▶ WRITTEN PROBLEM
From the listing below, pull out every line where the string "contribution" appears.

(Collection entries)

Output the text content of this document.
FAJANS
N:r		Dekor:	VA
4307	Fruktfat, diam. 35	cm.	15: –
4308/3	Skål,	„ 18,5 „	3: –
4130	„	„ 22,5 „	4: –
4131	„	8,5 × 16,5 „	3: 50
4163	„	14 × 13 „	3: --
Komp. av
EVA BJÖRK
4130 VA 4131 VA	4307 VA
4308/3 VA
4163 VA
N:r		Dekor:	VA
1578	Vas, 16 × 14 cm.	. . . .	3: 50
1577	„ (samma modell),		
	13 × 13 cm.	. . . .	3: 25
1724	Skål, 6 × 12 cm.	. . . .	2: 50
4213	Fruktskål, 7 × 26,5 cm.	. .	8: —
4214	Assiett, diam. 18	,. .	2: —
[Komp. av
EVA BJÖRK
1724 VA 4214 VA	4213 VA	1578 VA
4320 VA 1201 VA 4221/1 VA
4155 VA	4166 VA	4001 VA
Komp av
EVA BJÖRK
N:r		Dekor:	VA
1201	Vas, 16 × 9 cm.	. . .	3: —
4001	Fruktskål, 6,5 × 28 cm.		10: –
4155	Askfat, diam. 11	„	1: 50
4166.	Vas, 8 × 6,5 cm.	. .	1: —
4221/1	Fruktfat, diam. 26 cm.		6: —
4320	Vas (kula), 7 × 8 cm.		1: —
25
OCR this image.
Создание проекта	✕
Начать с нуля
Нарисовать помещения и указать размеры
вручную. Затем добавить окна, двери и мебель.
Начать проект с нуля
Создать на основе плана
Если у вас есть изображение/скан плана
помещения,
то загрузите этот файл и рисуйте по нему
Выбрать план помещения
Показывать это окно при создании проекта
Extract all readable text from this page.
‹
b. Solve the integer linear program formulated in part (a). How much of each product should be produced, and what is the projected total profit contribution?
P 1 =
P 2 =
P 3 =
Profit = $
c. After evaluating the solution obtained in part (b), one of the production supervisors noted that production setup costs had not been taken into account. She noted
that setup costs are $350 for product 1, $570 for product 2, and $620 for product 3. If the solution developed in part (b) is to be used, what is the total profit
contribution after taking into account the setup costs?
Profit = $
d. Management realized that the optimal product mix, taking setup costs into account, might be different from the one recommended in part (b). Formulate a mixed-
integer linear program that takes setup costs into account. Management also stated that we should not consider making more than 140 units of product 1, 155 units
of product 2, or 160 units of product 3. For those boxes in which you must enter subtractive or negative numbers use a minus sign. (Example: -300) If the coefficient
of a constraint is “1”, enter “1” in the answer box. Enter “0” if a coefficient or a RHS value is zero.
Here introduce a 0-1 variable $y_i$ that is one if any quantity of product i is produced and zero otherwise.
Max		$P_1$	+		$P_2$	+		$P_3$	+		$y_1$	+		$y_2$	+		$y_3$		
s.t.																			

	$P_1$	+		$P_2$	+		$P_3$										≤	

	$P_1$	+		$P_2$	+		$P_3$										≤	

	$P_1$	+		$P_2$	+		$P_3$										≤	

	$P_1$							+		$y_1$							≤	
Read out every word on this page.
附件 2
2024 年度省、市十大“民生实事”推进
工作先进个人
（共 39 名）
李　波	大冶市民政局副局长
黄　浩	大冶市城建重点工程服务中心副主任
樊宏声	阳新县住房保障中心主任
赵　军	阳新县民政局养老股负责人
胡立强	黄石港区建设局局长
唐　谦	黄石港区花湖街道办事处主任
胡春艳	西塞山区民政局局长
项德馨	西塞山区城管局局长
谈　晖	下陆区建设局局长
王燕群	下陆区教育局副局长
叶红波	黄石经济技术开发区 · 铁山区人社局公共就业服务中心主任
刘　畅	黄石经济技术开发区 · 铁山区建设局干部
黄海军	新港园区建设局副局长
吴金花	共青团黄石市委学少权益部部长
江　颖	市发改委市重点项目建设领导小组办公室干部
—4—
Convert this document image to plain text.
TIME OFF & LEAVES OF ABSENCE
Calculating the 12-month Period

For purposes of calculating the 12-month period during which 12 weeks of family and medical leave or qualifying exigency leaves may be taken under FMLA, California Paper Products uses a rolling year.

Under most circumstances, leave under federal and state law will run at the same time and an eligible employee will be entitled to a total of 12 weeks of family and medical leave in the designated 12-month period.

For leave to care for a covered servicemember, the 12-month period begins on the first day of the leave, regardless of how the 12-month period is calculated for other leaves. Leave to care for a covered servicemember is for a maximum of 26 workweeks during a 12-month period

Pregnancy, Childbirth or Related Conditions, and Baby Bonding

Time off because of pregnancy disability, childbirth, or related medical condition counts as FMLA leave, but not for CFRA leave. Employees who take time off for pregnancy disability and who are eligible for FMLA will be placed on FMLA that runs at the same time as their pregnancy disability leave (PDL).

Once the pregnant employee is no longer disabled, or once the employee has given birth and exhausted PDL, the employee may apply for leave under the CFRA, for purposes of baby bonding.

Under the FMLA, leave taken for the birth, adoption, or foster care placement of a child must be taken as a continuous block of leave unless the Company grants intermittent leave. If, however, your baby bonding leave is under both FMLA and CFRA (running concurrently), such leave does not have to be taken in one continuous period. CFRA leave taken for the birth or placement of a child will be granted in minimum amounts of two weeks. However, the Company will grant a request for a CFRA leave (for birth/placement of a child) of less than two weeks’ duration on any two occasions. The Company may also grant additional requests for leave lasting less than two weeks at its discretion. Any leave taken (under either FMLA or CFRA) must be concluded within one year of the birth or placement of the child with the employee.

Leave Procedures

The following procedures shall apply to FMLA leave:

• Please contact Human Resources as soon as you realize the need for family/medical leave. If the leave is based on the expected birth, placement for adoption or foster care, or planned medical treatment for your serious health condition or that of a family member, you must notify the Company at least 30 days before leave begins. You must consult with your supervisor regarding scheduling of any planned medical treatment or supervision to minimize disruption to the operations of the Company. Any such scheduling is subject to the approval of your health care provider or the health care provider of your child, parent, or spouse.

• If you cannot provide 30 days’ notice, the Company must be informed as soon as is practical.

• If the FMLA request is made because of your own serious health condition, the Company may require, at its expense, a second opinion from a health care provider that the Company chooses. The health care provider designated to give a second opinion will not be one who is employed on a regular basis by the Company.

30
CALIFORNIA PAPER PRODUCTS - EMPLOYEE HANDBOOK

▶ THE OUTPUT
b. Solve the integer linear program formulated in part (a). How much of each product should be produced, and what is the projected total profit contribution?
contribution after taking into account the setup costs?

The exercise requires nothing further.